Page excerpt |

--------------------------------

Suffer Better: What Jordan Peterson’s Pain Says About Your Future

We need Dragons to make us become better heroes

Josh Bunch
5 min readMar 26, 2021

It takes a brave spirit to confront the world like Dr. Jordan Peterson. Well, brave or insane.

For the uninitiated, Peterson is a psychologist. An author. A dad. A husband. An instigator. A philosopher. A businessman. An activist. And a professor. But above all, love him or hate him; he’s a truth-teller — a Snow Lion on the distant glaciers of Tibet who doesn’t fit society’s acceptable behavior.

Peterson’s rare brand of honesty is often confused with fearlessness. But actually, I think he’s terrified of being who he is and the resulting consequences. So terrified, in fact, he’s literally become sick of himself.

As you may have heard, Peterson has been devastatingly ill recently, forcing him into unfamiliar, pain-filled territory.

How sick is Peterson, or precisely what’s wrong with him, I don’t know. But I do know it’s all-consuming. On a recent podcast with Tim Ferriss, Peterson explains how his latest book, ‘Beyond Order: 12 More Rules For Life.’ kept him alive.

“The last chapter,” Peterson begins, “is Be Grateful in Spite of Your Suffering. I’ve had a real struggle with that. So although I know perfectly well that resentment, regardless of the cause, is not productive, it’s certainly understandable.”

“Viktor Frankl talks about the desire to finish his book as one of the sources of meaning that got him through the concentration camps,” Ferriss counters. “Did your book, and I don’t know the timeline for having worked on it, serve a similar purpose over the last 18 to 24 months?”

“Yeah, absolutely. It was a life raft. I have the book to anchor myself while I was so ill. And it was invaluable — and still is, for that matter.”

That’s one hell of a statement, especially from a guy who literally wrote the book on suffering. Almost hypocritical, after all, shouldn’t Peterson be bouncing off the walls for the chance to practice his very own rule 12? An opportunity to be grateful no matter how indisposed he is?

Can you imagine the apostle Paul doing the podcasting circuit today?

“How did it feel writing all those epistles from jail,” the interviewer would ask? “It sucked,” Paul would undoubtedly say. “It’s a freaking dungeon full of darkness, confusion, torture, and danger. And snakes. I hated every second of It.”

But it wouldn’t end there. Paul, forlorn and contemplative, would eventually add something like, “I’m grateful for my time in the Dungeon.”

Because without suffering, there is no story. Without pain, there is no purpose. We just can’t see it when we’re in it.

--------------------------------

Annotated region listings
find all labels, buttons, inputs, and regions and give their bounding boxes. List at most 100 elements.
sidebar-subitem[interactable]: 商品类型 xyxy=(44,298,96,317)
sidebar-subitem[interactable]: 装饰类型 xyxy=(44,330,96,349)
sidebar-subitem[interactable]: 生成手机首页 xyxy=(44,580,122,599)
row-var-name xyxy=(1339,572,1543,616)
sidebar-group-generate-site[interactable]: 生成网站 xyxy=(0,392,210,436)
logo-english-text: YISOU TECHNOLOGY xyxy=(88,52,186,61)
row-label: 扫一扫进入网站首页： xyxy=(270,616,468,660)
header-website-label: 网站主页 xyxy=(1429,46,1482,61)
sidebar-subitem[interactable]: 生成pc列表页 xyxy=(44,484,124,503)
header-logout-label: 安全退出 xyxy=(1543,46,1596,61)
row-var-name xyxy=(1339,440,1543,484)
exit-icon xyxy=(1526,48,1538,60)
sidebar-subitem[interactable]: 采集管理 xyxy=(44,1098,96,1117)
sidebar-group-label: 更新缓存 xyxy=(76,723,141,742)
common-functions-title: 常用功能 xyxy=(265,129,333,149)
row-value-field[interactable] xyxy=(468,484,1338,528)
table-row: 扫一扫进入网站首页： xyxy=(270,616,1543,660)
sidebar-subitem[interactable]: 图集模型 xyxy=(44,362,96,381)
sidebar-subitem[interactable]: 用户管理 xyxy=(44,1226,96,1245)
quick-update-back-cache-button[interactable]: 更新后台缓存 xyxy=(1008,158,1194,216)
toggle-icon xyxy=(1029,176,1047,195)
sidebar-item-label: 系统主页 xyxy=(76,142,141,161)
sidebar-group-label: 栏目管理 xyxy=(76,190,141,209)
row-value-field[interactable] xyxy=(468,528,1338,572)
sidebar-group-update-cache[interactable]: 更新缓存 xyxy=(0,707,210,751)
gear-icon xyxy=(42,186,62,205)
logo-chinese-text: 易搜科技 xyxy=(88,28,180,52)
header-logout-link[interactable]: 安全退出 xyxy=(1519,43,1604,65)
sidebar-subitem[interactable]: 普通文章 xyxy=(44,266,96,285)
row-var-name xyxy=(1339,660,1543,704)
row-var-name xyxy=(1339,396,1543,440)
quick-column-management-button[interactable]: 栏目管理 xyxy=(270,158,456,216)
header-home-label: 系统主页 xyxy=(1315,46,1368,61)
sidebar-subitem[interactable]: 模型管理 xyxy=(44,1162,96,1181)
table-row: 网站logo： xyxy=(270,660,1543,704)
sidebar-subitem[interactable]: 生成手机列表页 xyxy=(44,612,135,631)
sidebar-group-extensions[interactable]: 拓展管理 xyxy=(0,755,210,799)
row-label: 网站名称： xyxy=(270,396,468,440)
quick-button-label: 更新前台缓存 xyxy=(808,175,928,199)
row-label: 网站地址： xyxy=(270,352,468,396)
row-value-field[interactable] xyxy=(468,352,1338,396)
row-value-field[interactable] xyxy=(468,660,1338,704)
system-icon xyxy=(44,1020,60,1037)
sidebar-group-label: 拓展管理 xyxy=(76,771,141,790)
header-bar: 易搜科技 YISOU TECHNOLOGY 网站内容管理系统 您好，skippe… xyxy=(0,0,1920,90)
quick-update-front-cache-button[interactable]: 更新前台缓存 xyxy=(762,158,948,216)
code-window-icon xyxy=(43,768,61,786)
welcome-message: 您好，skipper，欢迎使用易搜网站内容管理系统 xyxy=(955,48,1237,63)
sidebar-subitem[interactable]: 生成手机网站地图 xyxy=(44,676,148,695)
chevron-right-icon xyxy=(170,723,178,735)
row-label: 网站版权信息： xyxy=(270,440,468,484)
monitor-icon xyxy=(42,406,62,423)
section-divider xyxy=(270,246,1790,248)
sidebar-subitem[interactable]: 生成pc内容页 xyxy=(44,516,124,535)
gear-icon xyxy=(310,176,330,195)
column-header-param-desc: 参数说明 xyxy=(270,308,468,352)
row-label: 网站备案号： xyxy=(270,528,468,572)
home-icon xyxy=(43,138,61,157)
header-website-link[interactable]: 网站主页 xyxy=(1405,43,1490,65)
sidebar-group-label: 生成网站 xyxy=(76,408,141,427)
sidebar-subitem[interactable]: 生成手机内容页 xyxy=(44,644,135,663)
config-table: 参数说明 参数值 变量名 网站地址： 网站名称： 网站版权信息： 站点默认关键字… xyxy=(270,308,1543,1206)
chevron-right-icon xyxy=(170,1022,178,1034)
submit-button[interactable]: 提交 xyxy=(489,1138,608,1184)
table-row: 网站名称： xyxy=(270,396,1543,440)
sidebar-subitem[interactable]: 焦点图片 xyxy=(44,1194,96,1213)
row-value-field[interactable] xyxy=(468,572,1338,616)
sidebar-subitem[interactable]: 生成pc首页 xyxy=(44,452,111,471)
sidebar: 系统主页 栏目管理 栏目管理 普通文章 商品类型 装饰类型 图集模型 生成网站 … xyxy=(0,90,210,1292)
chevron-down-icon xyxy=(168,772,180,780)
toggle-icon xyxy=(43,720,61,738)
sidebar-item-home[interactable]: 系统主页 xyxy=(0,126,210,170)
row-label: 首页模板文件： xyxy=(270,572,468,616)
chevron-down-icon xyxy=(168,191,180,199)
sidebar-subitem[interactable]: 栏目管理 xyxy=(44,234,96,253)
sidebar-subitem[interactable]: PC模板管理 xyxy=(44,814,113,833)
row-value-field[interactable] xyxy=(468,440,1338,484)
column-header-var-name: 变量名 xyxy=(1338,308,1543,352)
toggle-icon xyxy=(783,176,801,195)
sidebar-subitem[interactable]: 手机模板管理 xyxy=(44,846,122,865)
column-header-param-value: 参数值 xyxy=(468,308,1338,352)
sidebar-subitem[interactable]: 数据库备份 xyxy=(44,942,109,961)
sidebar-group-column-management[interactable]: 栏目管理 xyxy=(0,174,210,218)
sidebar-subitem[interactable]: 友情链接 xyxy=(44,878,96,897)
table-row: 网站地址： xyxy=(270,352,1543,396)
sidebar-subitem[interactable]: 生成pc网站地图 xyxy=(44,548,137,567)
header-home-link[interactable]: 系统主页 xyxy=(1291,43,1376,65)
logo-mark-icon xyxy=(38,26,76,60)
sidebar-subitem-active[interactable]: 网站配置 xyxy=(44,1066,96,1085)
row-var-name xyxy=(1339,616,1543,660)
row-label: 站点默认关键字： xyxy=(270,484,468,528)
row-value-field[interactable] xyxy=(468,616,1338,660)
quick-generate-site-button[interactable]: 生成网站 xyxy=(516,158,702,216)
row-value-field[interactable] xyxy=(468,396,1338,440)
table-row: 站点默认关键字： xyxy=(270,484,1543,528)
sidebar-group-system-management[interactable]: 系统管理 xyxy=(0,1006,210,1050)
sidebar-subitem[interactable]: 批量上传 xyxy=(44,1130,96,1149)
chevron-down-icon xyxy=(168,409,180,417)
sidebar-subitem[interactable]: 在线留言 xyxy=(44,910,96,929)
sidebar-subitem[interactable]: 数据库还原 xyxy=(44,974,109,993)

--------------------------------

Work to do | From the article on Jordan Peterson's suffering, reproduce the passage starting at "How sick is" and ending at "kept him alive.", substituting "interview" for "podcast". The data is not needed.

Exercise output |
How sick is Peterson, or precisely what’s wrong with him, I don’t know. But I do know it’s all-consuming. On a recent interview with Tim Ferriss, Peterson explains how his latest book, ‘Beyond Order: 12 More Rules For Life.’ kept him alive.